-- start Record excerpts --

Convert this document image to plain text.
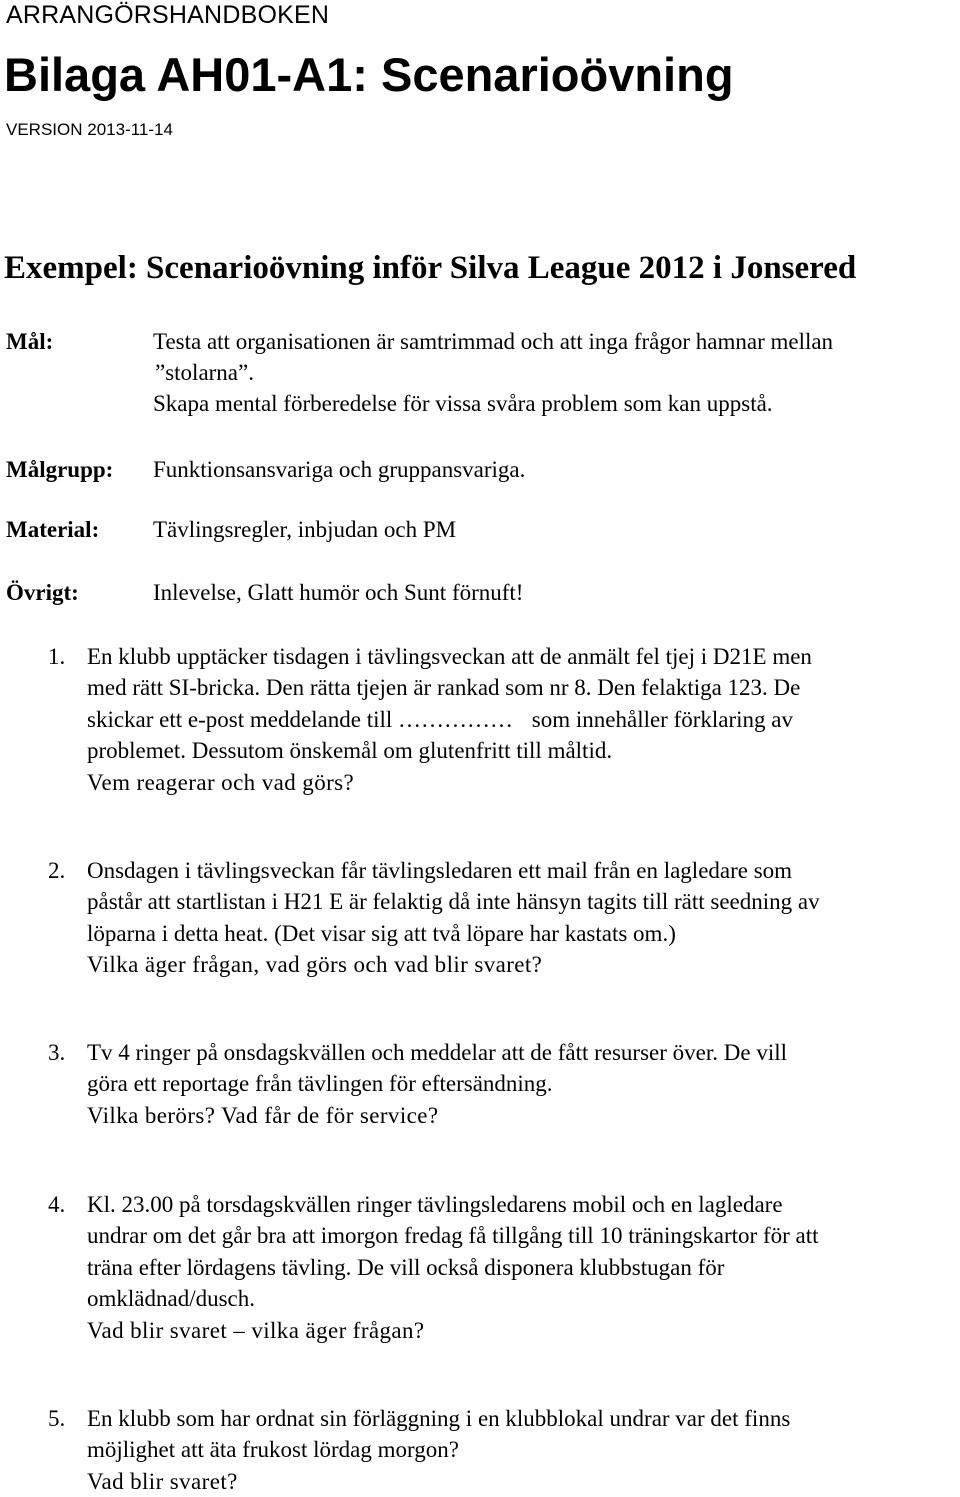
ARRANGÖRSHANDBOKEN
Bilaga AH01-A1: Scenarioövning
VERSION 2013-11-14
Exempel: Scenarioövning inför Silva League 2012 i Jonsered
Mål:	Testa att organisationen är samtrimmad och att inga frågor hamnar mellan
”stolarna”.
Skapa mental förberedelse för vissa svåra problem som kan uppstå.
Målgrupp: Funktionsansvariga och gruppansvariga.
Material: Tävlingsregler, inbjudan och PM
Övrigt:	Inlevelse, Glatt humör och Sunt förnuft!
1. En klubb upptäcker tisdagen i tävlingsveckan att de anmält fel tjej i D21E men
med rätt SI-bricka. Den rätta tjejen är rankad som nr 8. Den felaktiga 123. De
skickar ett e-post meddelande till …………… som innehåller förklaring av
problemet. Dessutom önskemål om glutenfritt till måltid.
Vem reagerar och vad görs?
2. Onsdagen i tävlingsveckan får tävlingsledaren ett mail från en lagledare som
påstår att startlistan i H21 E är felaktig då inte hänsyn tagits till rätt seedning av
löparna i detta heat. (Det visar sig att två löpare har kastats om.)
Vilka äger frågan, vad görs och vad blir svaret?
3. Tv 4 ringer på onsdagskvällen och meddelar att de fått resurser över. De vill
göra ett reportage från tävlingen för eftersändning.
Vilka berörs? Vad får de för service?
4. Kl. 23.00 på torsdagskvällen ringer tävlingsledarens mobil och en lagledare
undrar om det går bra att imorgon fredag få tillgång till 10 träningskartor för att
träna efter lördagens tävling. De vill också disponera klubbstugan för
omklädnad/dusch.
Vad blir svaret – vilka äger frågan?
5. En klubb som har ordnat sin förläggning i en klubblokal undrar var det finns
möjlighet att äta frukost lördag morgon?
Vad blir svaret?
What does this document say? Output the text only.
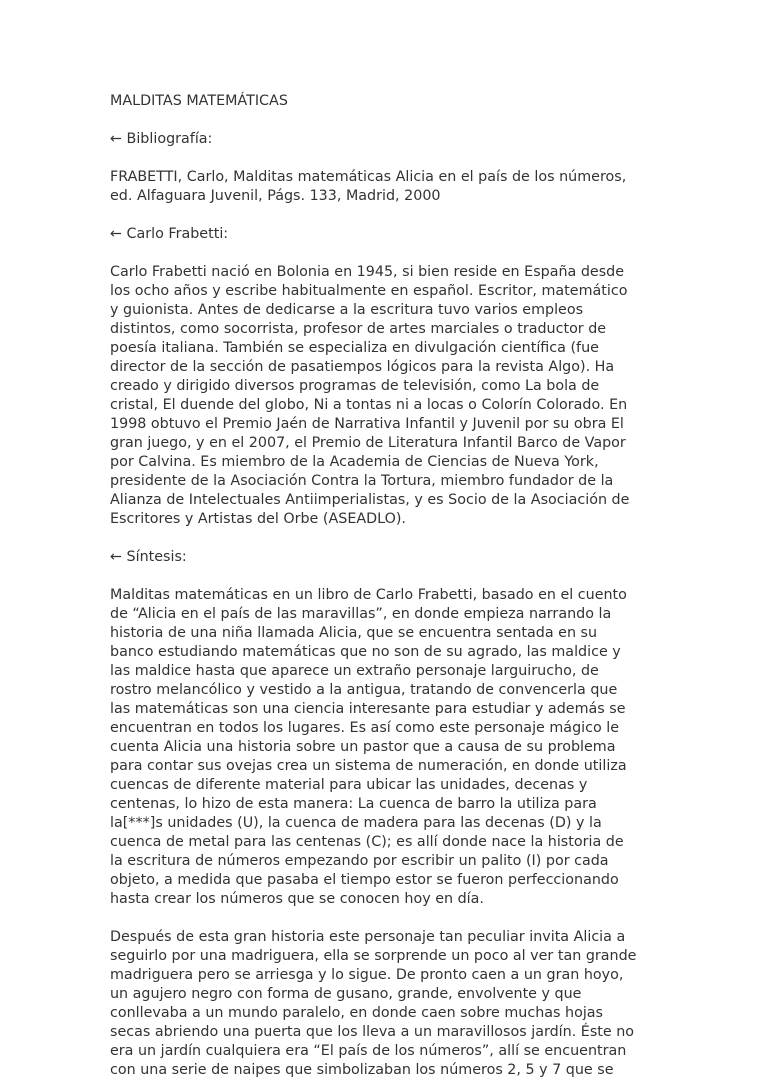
MALDITAS MATEMÁTICAS

← Bibliografía:

FRABETTI, Carlo, Malditas matemáticas Alicia en el país de los números,
ed. Alfaguara Juvenil, Págs. 133, Madrid, 2000

← Carlo Frabetti:

Carlo Frabetti nació en Bolonia en 1945, si bien reside en España desde
los ocho años y escribe habitualmente en español. Escritor, matemático
y guionista. Antes de dedicarse a la escritura tuvo varios empleos
distintos, como socorrista, profesor de artes marciales o traductor de
poesía italiana. También se especializa en divulgación científica (fue
director de la sección de pasatiempos lógicos para la revista Algo). Ha
creado y dirigido diversos programas de televisión, como La bola de
cristal, El duende del globo, Ni a tontas ni a locas o Colorín Colorado. En
1998 obtuvo el Premio Jaén de Narrativa Infantil y Juvenil por su obra El
gran juego, y en el 2007, el Premio de Literatura Infantil Barco de Vapor
por Calvina. Es miembro de la Academia de Ciencias de Nueva York,
presidente de la Asociación Contra la Tortura, miembro fundador de la
Alianza de Intelectuales Antiimperialistas, y es Socio de la Asociación de
Escritores y Artistas del Orbe (ASEADLO).

← Síntesis:

Malditas matemáticas en un libro de Carlo Frabetti, basado en el cuento
de “Alicia en el país de las maravillas”, en donde empieza narrando la
historia de una niña llamada Alicia, que se encuentra sentada en su
banco estudiando matemáticas que no son de su agrado, las maldice y
las maldice hasta que aparece un extraño personaje larguirucho, de
rostro melancólico y vestido a la antigua, tratando de convencerla que
las matemáticas son una ciencia interesante para estudiar y además se
encuentran en todos los lugares. Es así como este personaje mágico le
cuenta Alicia una historia sobre un pastor que a causa de su problema
para contar sus ovejas crea un sistema de numeración, en donde utiliza
cuencas de diferente material para ubicar las unidades, decenas y
centenas, lo hizo de esta manera: La cuenca de barro la utiliza para
la[***]s unidades (U), la cuenca de madera para las decenas (D) y la
cuenca de metal para las centenas (C); es allí donde nace la historia de
la escritura de números empezando por escribir un palito (I) por cada
objeto, a medida que pasaba el tiempo estor se fueron perfeccionando
hasta crear los números que se conocen hoy en día.

Después de esta gran historia este personaje tan peculiar invita Alicia a
seguirlo por una madriguera, ella se sorprende un poco al ver tan grande
madriguera pero se arriesga y lo sigue. De pronto caen a un gran hoyo,
un agujero negro con forma de gusano, grande, envolvente y que
conllevaba a un mundo paralelo, en donde caen sobre muchas hojas
secas abriendo una puerta que los lleva a un maravillosos jardín. Éste no
era un jardín cualquiera era “El país de los números”, allí se encuentran
con una serie de naipes que simbolizaban los números 2, 5 y 7 que se
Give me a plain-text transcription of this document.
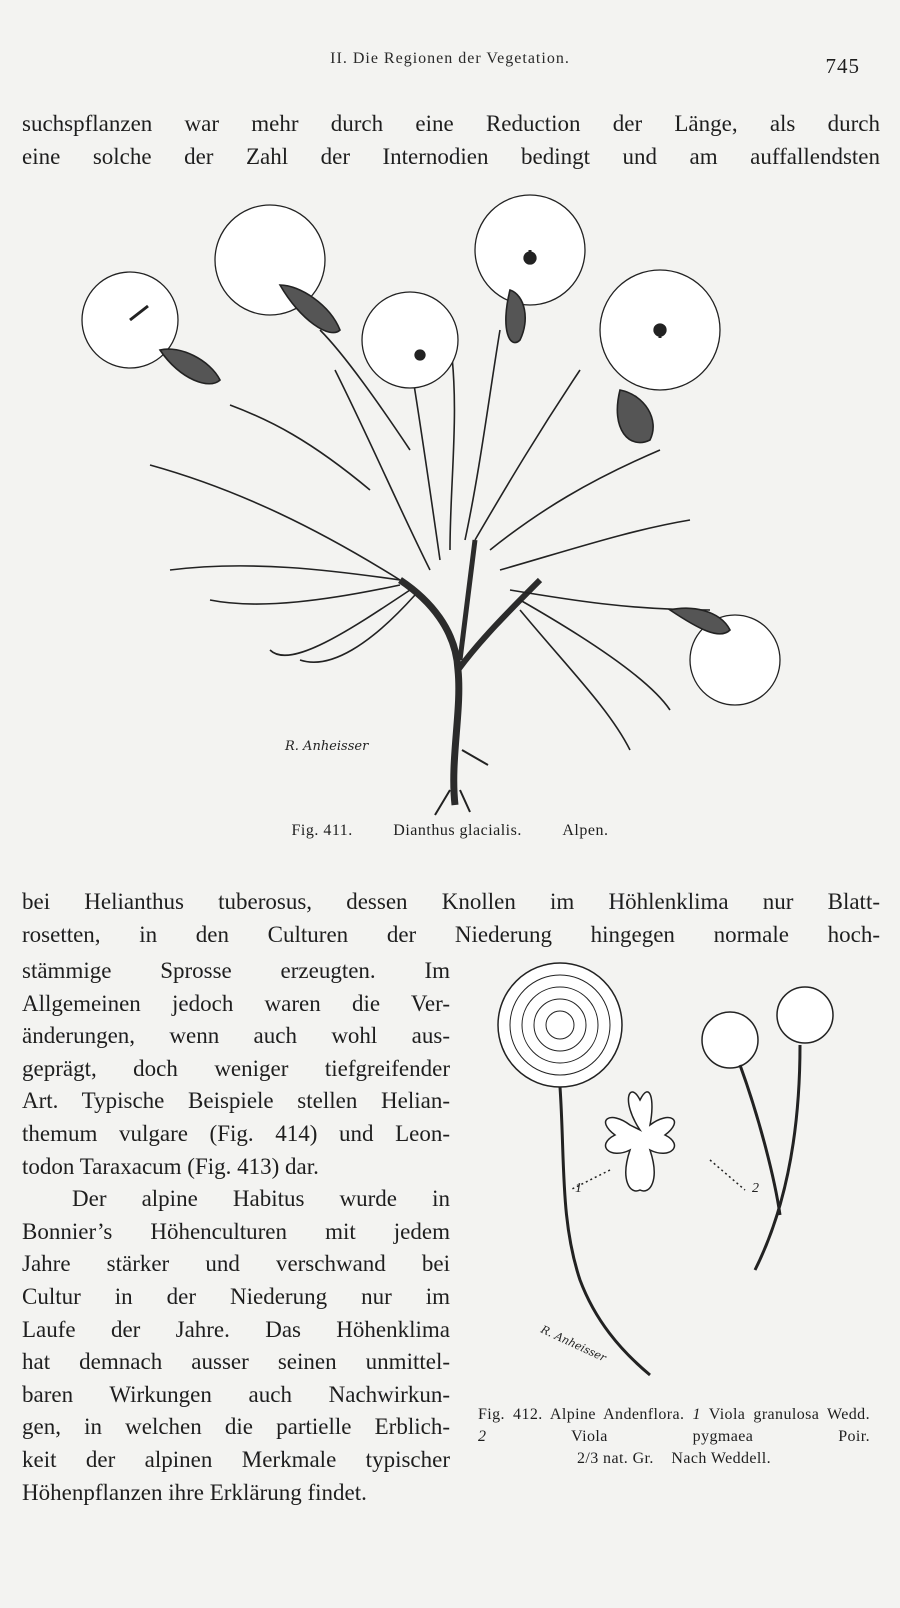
II. Die Regionen der Vegetation.	745
suchspflanzen war mehr durch eine Reduction der Länge, als durch
eine solche der Zahl der Internodien bedingt und am auffallendsten
R. Anheisser
Fig. 411.	Dianthus glacialis.	Alpen.
bei Helianthus tuberosus, dessen Knollen im Höhlenklima nur Blatt-
rosetten, in den Culturen der Niederung hingegen normale hoch-
stämmige Sprosse erzeugten. Im
Allgemeinen jedoch waren die Ver-
änderungen, wenn auch wohl aus-
geprägt, doch weniger tiefgreifender
Art. Typische Beispiele stellen Helian-
themum vulgare (Fig. 414) und Leon-
todon Taraxacum (Fig. 413) dar.
Der alpine Habitus wurde in
Bonnier’s Höhenculturen mit jedem
Jahre stärker und verschwand bei
Cultur in der Niederung nur im
Laufe der Jahre. Das Höhenklima
hat demnach ausser seinen unmittel-
baren Wirkungen auch Nachwirkun-
gen, in welchen die partielle Erblich-
keit der alpinen Merkmale typischer
Höhenpflanzen ihre Erklärung findet.
1	2
R. Anheisser
Fig. 412. Alpine Andenflora. 1 Viola granulosa Wedd.
2	Viola pygmaea Poir.
2/3 nat. Gr. Nach Weddell.
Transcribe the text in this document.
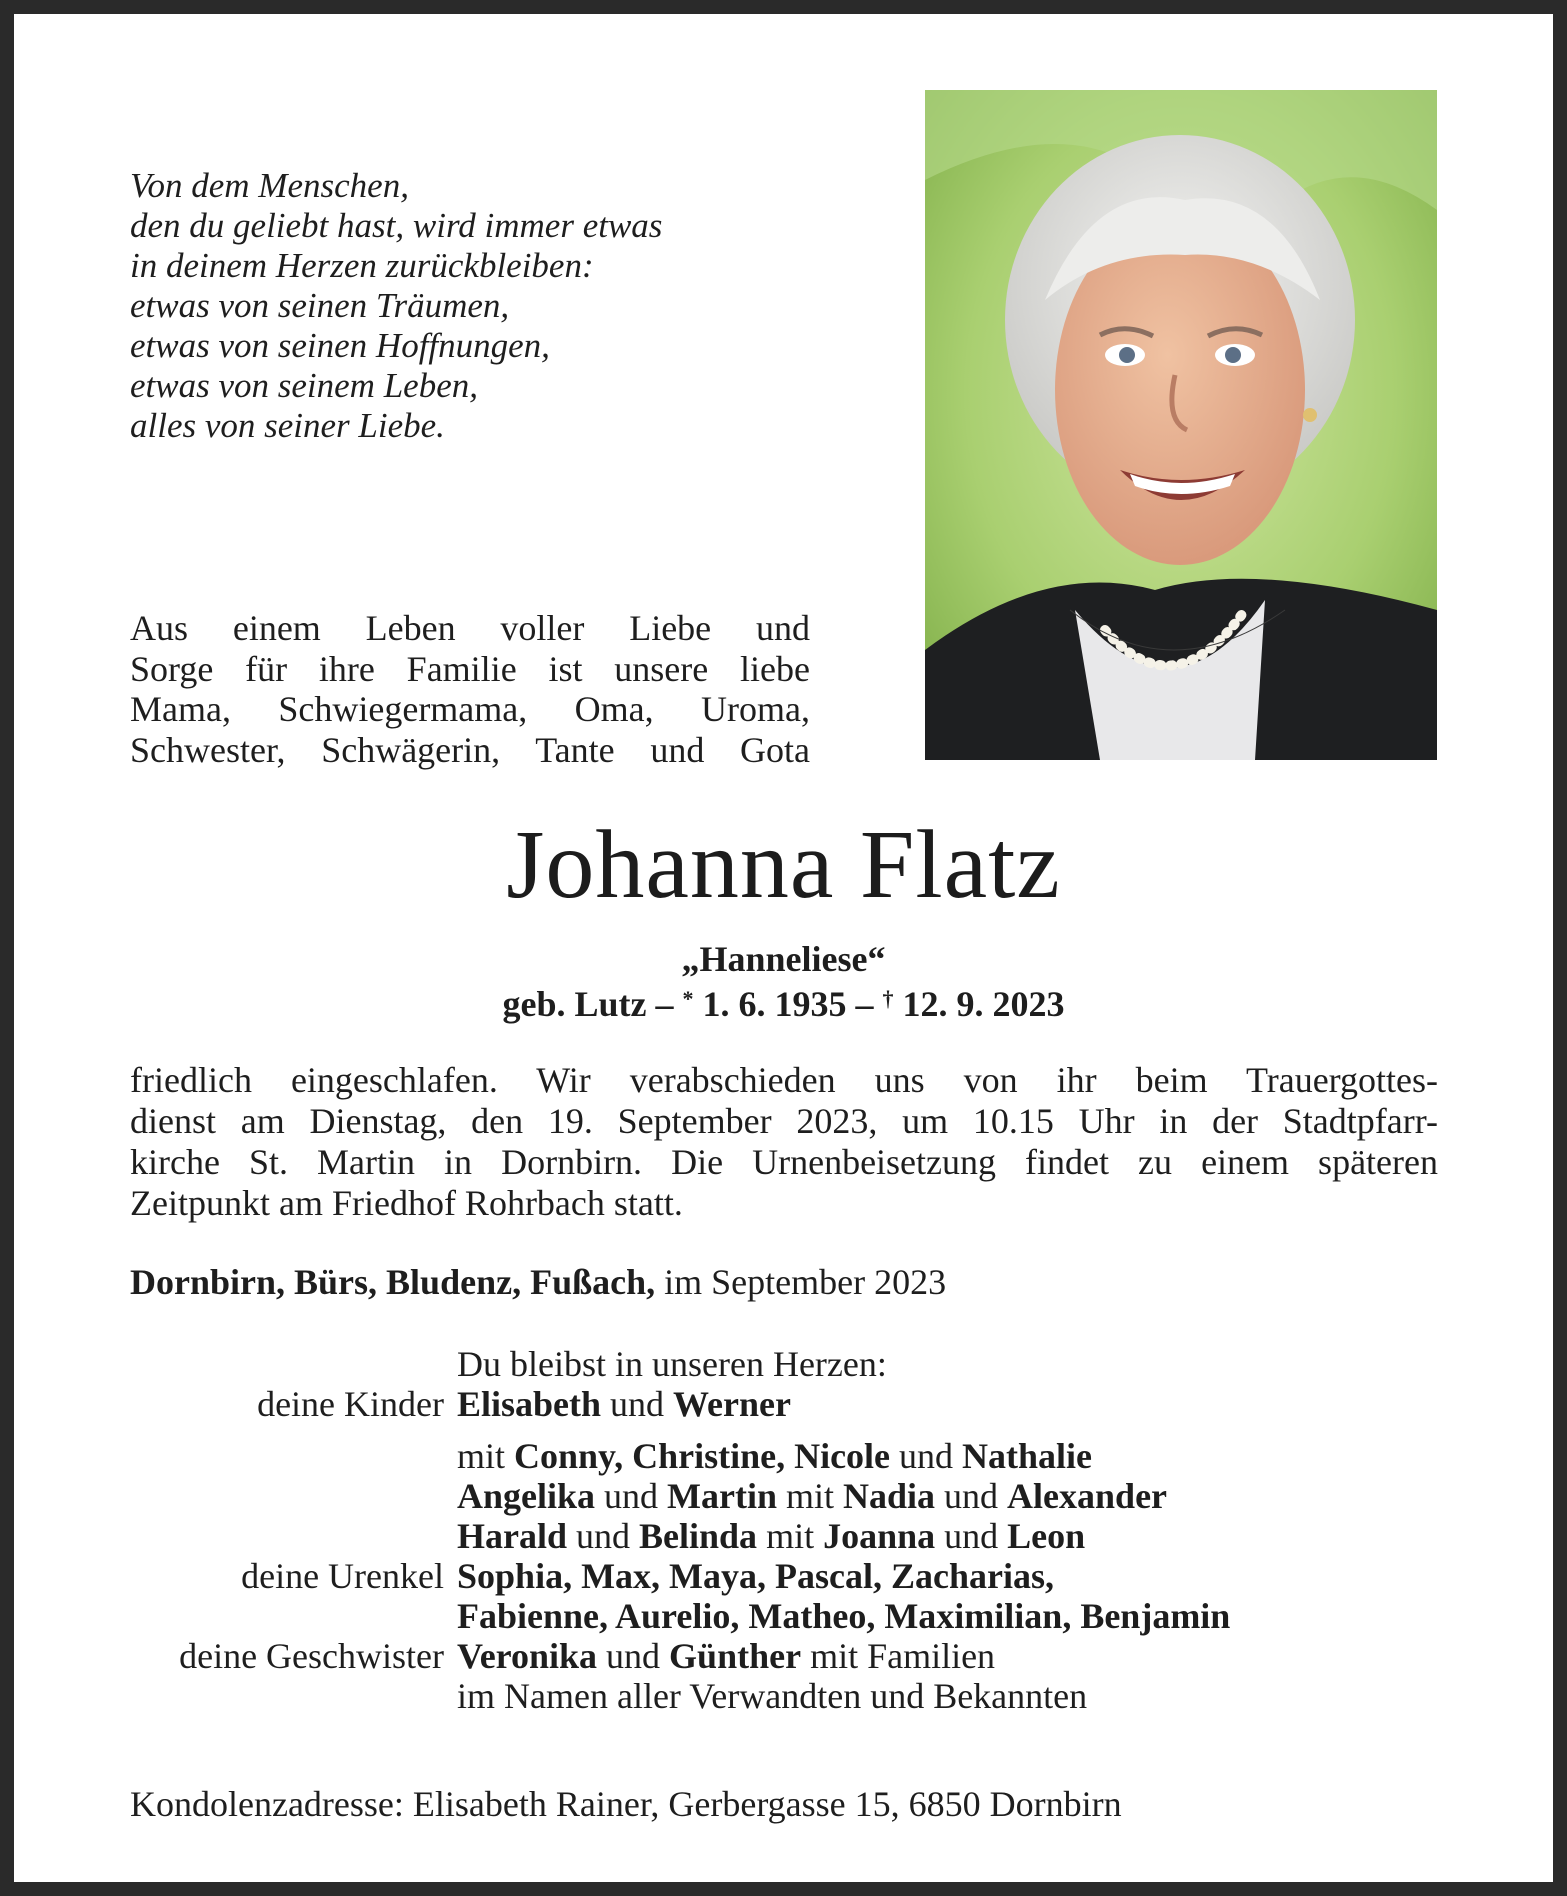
Von dem Menschen,
den du geliebt hast, wird immer etwas
in deinem Herzen zurückbleiben:
etwas von seinen Träumen,
etwas von seinen Hoffnungen,
etwas von seinem Leben,
alles von seiner Liebe.
Aus einem Leben voller Liebe und
Sorge für ihre Familie ist unsere liebe
Mama, Schwiegermama, Oma, Uroma,
Schwester, Schwägerin, Tante und Gota
Johanna Flatz
„Hanneliese“
geb. Lutz – * 1. 6. 1935 – † 12. 9. 2023
friedlich eingeschlafen. Wir verabschieden uns von ihr beim Trauergottes-
dienst am Dienstag, den 19. September 2023, um 10.15 Uhr in der Stadtpfarr-
kirche St. Martin in Dornbirn. Die Urnenbeisetzung findet zu einem späteren
Zeitpunkt am Friedhof Rohrbach statt.
Dornbirn, Bürs, Bludenz, Fußach, im September 2023
Du bleibst in unseren Herzen:
deine Kinder Elisabeth und Werner
mit Conny, Christine, Nicole und Nathalie
Angelika und Martin mit Nadia und Alexander
Harald und Belinda mit Joanna und Leon
deine Urenkel Sophia, Max, Maya, Pascal, Zacharias,
Fabienne, Aurelio, Matheo, Maximilian, Benjamin
deine Geschwister Veronika und Günther mit Familien
im Namen aller Verwandten und Bekannten
Kondolenzadresse: Elisabeth Rainer, Gerbergasse 15, 6850 Dornbirn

-- end Record excerpts --

Which lines hold the word "this"? Copy every one of them.

*Problem solution*:
Convert this document image to plain text.
What does this document say? Output the text only.
Give me a plain-text transcription of this document.
Transcribe the text in this document.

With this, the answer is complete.